ЧТО СДЕЛАТЬ |
Согласно фрагменту о вежливых просьбах, в каком языке синтаксические вопросы в роли вежливых просьб распространены гораздо шире, чем в русском и польском?

== ИЗБРАННЫЙ ФРАГМЕНТ

Конвенционализация НК определяется национальной культурой. В разных культурах подвергаются конвенционализации разные разновидности НК.

Так, в английском языке использование синтаксических вопросов в качестве вежливых форм просьб получило гораздо большее распространение, чем в русском и польском языках. В статье “Двойная жизнь билингва” А. Вежбицка рассказывает о тех трудностях, с которыми столкнулась при общении со своими двумя “австралийскими” дочерьми-билингвами. В связи с этим анализируется ряд различий между польским и английским языками, в частности на уровне речевых актов. “У меня по-прежнему вызывает неприятие та норма, согласно которой мои дочери, говоря по-польски, употребляют вопросительные предложения, чтобы выразить просьбы. Иногда лингвисты утверждают, что такие просьбы, выражаемые непрямо, — универсальны... Однако “спрашивающая” просьба в польском — просьба условная. Когда очевидно, что адресат может выполнить наше пожелание и что нет повода, чтобы он делал это неохотно, просьба посредством вопроса звучит необыкновенно вежливо — слишком вежливо... и потому не используется... Я естественно сказала бы дочерям:

Marysieńko, podaj mi, kochanie, tę książkę!

====
== ВЫДЕРЖКА ИЗ ДАННЫХ

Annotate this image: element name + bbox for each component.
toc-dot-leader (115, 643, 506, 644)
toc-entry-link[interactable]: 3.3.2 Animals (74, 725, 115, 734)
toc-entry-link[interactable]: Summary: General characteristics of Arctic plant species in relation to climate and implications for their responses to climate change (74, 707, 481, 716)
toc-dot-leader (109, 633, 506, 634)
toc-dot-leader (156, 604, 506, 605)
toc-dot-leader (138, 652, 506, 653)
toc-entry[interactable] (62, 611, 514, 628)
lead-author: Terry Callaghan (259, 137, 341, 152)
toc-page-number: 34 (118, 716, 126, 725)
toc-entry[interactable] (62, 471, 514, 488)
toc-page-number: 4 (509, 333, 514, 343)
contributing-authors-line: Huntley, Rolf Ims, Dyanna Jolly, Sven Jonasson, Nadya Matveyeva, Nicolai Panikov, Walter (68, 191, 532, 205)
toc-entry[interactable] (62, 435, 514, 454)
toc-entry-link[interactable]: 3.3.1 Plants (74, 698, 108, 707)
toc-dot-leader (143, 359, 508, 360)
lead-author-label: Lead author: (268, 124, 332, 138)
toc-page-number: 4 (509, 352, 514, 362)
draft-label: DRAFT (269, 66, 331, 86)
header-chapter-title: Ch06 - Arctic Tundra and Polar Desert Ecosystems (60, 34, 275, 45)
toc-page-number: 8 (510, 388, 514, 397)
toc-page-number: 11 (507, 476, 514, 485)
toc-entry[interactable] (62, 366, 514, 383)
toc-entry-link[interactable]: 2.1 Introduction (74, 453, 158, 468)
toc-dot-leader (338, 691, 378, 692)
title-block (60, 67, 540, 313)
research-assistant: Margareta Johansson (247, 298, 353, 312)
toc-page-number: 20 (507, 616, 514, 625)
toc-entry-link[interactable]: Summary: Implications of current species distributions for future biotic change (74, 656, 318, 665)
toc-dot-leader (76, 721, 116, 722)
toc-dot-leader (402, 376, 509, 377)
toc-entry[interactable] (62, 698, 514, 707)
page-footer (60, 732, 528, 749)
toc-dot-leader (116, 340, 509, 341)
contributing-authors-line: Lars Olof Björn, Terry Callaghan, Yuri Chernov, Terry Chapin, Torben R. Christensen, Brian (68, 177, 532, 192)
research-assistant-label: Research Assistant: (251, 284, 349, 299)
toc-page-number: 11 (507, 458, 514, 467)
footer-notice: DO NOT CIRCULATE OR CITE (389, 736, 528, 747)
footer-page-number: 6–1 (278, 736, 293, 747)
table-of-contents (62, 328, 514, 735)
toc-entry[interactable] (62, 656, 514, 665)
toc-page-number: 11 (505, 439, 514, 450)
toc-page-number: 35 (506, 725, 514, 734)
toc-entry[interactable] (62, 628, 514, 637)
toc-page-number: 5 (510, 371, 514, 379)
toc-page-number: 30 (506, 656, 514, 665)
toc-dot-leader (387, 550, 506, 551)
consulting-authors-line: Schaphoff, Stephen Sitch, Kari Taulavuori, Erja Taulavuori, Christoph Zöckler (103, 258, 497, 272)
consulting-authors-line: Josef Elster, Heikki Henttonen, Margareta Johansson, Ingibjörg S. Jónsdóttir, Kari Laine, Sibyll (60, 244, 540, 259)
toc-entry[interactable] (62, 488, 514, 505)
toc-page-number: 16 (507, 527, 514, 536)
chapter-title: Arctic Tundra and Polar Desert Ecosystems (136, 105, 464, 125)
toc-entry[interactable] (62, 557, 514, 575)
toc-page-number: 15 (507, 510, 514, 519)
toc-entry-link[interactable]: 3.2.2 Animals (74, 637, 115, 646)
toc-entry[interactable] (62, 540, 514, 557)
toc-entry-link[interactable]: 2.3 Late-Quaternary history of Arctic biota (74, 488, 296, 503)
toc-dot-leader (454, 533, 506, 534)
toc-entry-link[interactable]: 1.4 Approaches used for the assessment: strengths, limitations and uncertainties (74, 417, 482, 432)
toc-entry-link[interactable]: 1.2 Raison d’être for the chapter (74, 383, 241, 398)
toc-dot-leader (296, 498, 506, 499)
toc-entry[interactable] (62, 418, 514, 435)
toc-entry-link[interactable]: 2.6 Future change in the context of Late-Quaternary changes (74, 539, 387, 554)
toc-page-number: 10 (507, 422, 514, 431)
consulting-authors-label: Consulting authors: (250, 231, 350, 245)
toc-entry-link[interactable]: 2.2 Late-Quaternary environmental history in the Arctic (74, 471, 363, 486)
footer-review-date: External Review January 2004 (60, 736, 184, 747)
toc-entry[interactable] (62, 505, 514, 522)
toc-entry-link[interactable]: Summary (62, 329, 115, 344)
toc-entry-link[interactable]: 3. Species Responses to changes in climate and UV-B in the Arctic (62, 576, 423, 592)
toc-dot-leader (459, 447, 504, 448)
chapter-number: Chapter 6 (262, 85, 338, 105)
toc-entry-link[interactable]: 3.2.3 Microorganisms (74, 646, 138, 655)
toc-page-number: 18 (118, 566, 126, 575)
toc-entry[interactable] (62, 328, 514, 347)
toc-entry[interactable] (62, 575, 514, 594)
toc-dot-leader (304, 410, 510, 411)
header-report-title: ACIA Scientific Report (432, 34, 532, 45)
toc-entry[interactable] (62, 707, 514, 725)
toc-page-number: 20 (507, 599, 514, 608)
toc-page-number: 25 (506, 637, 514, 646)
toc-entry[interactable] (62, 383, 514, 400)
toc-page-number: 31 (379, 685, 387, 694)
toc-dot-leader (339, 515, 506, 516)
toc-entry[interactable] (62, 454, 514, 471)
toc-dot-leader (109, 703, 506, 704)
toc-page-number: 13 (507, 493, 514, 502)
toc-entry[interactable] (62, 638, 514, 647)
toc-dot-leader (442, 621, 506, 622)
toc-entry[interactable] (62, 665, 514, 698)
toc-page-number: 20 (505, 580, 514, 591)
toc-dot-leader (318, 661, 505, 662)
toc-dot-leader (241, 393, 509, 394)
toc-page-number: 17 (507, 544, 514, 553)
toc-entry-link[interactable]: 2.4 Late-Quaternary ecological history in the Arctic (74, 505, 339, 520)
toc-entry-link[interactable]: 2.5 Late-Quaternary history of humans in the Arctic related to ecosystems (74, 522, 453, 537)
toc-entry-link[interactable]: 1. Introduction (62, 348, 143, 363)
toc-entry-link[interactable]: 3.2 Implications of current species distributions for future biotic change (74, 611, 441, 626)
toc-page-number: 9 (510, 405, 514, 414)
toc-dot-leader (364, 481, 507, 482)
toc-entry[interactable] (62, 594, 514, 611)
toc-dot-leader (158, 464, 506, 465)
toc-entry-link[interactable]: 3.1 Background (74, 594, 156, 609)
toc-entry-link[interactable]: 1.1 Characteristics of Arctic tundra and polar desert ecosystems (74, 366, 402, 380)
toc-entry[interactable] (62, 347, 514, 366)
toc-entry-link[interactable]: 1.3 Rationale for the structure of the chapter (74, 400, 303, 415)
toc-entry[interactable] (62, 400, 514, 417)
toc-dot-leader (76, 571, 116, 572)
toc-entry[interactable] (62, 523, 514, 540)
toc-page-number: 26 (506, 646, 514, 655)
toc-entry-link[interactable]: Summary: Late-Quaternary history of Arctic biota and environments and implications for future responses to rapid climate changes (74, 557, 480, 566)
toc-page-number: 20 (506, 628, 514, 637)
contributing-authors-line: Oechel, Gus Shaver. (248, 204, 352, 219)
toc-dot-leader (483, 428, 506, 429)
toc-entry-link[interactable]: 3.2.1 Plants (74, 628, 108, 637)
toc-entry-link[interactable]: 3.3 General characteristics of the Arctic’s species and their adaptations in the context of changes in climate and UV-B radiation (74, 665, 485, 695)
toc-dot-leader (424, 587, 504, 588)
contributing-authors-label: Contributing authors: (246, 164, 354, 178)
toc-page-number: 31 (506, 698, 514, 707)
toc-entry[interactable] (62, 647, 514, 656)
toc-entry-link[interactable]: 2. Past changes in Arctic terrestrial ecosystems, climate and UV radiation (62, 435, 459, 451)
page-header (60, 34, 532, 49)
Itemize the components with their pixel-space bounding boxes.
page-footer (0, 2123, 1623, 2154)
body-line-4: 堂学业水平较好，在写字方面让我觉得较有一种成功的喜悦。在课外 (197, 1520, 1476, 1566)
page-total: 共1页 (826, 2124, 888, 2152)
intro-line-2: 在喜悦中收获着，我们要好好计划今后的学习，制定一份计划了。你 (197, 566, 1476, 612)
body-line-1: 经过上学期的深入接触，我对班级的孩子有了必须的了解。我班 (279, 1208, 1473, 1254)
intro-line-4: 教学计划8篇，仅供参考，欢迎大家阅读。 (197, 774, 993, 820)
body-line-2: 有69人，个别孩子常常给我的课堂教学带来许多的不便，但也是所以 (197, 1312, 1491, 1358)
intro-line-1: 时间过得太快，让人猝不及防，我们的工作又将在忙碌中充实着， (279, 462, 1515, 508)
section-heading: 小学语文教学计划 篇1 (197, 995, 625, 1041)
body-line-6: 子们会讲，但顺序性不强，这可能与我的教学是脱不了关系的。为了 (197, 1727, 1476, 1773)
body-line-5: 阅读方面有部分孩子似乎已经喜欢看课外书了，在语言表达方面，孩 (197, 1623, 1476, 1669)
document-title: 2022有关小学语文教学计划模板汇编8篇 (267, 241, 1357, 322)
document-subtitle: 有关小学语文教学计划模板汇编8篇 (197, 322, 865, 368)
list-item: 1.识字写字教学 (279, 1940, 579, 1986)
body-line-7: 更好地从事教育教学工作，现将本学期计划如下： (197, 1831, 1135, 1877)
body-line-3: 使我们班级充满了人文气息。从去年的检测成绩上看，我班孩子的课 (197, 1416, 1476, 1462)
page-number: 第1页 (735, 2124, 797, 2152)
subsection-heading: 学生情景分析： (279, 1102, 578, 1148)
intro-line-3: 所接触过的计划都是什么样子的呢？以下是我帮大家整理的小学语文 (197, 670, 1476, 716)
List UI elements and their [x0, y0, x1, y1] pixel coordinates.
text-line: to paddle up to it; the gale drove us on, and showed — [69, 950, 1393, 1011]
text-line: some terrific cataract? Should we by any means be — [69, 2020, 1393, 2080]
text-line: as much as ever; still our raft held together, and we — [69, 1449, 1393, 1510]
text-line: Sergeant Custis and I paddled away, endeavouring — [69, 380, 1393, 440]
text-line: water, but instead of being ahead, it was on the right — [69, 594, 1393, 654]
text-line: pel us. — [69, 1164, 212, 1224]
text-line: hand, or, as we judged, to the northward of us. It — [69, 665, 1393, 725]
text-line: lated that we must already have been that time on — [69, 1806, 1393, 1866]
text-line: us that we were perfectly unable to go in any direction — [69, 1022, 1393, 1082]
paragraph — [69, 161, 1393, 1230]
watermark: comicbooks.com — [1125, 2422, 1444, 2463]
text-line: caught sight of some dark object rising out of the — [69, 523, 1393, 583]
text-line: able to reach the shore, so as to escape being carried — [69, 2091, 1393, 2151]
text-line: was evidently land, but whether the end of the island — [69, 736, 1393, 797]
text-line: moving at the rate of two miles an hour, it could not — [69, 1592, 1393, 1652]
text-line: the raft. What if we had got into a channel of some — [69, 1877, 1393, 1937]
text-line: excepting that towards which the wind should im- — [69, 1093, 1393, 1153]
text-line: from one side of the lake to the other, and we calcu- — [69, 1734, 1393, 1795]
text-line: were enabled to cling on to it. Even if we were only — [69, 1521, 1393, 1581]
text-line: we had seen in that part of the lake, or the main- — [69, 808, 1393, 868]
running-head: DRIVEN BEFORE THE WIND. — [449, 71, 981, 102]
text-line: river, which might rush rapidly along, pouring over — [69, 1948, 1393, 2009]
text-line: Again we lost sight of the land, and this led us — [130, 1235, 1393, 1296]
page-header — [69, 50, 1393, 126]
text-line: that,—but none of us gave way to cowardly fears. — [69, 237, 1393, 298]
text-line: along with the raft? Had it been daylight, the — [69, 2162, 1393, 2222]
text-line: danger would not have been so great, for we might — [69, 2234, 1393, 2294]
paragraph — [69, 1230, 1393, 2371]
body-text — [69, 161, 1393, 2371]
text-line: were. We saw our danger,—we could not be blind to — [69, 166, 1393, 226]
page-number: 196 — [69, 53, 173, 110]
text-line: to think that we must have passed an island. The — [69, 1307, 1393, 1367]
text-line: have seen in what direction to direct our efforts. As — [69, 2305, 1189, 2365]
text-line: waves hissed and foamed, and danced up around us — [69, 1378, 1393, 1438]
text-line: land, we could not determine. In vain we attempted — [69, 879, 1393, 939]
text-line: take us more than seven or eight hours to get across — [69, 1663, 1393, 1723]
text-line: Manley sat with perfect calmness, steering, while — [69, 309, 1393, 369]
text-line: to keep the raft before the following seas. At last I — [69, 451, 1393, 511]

====

ГОТОВОЕ РЕШЕНИЕ |
В английском языке.